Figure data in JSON

******************************

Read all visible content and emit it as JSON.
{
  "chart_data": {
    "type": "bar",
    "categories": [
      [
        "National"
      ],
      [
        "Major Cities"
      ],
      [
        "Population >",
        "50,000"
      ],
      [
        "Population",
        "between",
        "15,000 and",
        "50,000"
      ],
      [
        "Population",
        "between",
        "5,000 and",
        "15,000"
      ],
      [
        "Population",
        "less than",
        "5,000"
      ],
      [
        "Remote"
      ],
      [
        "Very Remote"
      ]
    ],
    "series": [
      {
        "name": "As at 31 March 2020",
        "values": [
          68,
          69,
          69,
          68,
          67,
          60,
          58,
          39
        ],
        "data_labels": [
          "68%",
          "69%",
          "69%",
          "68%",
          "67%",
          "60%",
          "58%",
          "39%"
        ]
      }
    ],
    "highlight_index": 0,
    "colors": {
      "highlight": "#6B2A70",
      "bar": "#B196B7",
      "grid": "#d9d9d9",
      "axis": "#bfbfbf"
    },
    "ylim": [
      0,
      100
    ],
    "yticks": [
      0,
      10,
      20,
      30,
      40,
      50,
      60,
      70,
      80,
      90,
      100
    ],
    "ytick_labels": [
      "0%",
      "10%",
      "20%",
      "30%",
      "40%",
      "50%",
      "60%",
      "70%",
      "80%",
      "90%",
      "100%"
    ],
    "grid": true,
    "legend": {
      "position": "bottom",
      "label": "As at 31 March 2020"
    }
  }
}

******************************

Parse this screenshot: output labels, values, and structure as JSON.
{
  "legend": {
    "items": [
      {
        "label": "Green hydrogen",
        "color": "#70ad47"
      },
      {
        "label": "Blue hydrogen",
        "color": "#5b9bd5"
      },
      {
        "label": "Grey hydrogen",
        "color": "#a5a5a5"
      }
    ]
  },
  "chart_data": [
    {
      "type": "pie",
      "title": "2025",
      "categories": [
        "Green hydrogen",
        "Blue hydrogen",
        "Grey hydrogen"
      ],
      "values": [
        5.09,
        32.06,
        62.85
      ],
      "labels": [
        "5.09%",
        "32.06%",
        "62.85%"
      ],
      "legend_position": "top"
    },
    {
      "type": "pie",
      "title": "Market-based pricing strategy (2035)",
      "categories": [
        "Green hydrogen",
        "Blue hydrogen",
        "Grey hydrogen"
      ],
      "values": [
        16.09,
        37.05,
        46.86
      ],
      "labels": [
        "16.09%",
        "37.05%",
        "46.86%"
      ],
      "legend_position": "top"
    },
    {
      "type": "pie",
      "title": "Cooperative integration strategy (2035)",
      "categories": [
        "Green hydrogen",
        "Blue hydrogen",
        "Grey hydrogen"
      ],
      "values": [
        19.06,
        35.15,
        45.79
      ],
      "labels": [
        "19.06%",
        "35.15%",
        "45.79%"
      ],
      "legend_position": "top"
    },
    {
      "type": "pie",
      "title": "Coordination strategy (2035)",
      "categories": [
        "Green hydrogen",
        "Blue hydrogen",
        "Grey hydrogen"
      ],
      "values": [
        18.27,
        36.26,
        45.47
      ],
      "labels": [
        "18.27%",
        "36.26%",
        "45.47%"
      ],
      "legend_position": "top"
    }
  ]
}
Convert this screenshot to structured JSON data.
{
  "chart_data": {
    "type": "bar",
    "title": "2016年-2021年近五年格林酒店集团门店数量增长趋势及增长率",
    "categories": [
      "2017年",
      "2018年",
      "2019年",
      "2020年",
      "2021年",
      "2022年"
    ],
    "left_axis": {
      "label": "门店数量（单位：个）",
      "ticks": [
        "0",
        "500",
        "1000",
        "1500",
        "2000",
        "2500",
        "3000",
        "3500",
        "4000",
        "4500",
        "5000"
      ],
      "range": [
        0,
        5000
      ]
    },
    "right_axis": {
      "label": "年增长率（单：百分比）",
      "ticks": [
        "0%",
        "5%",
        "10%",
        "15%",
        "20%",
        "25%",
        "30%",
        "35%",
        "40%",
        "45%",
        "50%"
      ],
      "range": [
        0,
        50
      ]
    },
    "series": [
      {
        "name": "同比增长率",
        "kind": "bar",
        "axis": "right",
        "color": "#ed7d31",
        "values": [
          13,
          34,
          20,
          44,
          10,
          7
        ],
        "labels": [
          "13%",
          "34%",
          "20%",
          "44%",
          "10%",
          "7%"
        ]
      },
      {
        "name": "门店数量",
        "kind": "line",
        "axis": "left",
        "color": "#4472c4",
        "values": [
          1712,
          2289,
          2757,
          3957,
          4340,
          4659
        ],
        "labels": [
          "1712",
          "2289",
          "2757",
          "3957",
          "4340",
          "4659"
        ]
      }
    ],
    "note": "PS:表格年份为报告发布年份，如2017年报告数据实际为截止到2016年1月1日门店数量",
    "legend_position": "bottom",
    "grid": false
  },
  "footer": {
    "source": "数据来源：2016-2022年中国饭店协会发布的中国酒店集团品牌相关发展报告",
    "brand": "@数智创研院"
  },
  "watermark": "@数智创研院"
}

******************************

» **GOAL OF THE EXERCISE**: Copy every line in the records above that contains the word "screenshot".

» **RESPONSE TO THE EXERCISE**:
Parse this screenshot: output labels, values, and structure as JSON.
Convert this screenshot to structured JSON data.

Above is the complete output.